======== Given records
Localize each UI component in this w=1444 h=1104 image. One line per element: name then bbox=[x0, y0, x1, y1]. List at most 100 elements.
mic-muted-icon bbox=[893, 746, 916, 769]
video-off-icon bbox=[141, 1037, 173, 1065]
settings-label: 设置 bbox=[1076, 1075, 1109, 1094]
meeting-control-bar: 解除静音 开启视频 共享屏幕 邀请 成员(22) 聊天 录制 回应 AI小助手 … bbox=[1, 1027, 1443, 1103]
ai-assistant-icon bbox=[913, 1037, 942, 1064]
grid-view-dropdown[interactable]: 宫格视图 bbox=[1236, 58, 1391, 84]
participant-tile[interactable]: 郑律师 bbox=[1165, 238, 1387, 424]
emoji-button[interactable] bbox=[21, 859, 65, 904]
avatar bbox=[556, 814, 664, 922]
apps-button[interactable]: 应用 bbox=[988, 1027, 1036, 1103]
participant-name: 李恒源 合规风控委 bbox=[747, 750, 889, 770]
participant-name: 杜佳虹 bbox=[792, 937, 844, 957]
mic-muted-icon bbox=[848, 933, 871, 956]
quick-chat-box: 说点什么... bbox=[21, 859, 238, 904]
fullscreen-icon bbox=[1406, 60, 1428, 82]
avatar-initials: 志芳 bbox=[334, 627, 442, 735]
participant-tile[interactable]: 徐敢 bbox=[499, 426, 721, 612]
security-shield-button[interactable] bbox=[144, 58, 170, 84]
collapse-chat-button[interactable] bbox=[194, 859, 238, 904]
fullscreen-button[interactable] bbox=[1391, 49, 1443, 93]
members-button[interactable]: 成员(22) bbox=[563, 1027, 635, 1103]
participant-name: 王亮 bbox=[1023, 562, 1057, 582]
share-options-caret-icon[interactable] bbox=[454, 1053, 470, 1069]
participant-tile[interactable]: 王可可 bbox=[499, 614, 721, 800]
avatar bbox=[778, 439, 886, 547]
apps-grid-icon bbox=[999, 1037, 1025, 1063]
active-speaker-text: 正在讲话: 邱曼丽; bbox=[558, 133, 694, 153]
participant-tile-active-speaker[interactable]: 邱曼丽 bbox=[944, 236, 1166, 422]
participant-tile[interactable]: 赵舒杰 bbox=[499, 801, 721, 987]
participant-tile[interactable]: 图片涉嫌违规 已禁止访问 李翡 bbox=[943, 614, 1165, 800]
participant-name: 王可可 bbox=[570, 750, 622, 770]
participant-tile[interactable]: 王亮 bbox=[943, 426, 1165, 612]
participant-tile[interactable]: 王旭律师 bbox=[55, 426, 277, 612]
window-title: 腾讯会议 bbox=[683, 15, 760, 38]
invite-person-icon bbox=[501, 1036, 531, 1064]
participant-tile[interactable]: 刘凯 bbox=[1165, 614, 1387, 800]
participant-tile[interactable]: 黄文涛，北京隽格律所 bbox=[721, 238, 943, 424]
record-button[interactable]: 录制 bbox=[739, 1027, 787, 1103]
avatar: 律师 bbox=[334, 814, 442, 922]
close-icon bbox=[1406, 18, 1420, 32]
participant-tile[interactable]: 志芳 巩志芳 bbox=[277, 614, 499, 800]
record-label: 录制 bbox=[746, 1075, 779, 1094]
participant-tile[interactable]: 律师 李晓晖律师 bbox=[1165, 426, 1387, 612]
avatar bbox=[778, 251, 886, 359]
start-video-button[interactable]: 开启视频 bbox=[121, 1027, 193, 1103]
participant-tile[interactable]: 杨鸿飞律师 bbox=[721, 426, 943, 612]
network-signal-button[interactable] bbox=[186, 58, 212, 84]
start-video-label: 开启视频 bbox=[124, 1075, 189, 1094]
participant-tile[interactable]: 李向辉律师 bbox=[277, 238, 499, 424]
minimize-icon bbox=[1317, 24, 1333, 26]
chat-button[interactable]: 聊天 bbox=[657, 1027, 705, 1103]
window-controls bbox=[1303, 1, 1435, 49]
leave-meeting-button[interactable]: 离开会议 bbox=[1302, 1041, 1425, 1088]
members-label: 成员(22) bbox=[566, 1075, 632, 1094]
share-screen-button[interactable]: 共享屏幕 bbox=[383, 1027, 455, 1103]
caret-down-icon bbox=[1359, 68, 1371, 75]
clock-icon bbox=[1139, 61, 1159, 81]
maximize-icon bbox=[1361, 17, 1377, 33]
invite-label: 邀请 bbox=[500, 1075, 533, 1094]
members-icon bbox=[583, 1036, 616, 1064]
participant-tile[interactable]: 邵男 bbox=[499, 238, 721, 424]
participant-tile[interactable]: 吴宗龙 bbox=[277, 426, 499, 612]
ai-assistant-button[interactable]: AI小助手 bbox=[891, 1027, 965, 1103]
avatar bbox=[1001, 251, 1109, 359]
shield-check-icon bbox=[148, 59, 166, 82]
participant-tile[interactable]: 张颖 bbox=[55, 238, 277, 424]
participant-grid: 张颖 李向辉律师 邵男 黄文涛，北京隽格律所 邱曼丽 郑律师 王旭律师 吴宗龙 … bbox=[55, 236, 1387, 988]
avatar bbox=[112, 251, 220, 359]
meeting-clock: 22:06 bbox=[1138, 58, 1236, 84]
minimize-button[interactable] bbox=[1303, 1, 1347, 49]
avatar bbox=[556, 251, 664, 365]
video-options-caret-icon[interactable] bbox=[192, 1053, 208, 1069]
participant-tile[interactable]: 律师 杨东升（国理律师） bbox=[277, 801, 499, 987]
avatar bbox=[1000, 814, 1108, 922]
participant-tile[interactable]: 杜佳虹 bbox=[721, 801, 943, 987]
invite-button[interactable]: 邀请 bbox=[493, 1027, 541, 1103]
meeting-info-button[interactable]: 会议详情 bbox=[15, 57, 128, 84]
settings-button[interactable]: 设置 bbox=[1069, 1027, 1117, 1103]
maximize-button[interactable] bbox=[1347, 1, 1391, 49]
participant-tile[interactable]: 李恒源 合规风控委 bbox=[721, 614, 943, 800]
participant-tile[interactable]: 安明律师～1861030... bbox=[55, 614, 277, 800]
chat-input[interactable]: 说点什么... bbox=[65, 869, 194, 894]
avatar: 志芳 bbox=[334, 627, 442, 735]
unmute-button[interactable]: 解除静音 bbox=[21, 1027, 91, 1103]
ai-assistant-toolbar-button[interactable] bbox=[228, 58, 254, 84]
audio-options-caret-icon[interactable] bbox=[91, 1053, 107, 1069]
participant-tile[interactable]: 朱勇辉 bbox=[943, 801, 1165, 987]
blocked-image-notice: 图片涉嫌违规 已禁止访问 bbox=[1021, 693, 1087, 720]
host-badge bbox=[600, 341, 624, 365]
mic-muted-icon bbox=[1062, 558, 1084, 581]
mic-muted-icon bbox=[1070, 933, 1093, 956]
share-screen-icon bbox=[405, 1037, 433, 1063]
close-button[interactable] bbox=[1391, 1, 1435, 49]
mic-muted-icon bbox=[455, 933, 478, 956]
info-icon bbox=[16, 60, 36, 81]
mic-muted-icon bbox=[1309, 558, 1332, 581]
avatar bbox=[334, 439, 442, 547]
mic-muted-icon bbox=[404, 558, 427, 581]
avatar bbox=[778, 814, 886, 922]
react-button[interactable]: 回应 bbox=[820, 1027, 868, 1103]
================
### Problem to work on
Copy the rows from the first one through the row containing "participant-tile[interactable]: 郑律师 bbox=[1165, 238, 1387, 424]", switching "video-off-icon" to "camera-off-icon" and leaving everything else as it is.

### Right answer
Localize each UI component in this w=1444 h=1104 image. One line per element: name then bbox=[x0, y0, x1, y1]. List at most 100 elements.
mic-muted-icon bbox=[893, 746, 916, 769]
camera-off-icon bbox=[141, 1037, 173, 1065]
settings-label: 设置 bbox=[1076, 1075, 1109, 1094]
meeting-control-bar: 解除静音 开启视频 共享屏幕 邀请 成员(22) 聊天 录制 回应 AI小助手 … bbox=[1, 1027, 1443, 1103]
ai-assistant-icon bbox=[913, 1037, 942, 1064]
grid-view-dropdown[interactable]: 宫格视图 bbox=[1236, 58, 1391, 84]
participant-tile[interactable]: 郑律师 bbox=[1165, 238, 1387, 424]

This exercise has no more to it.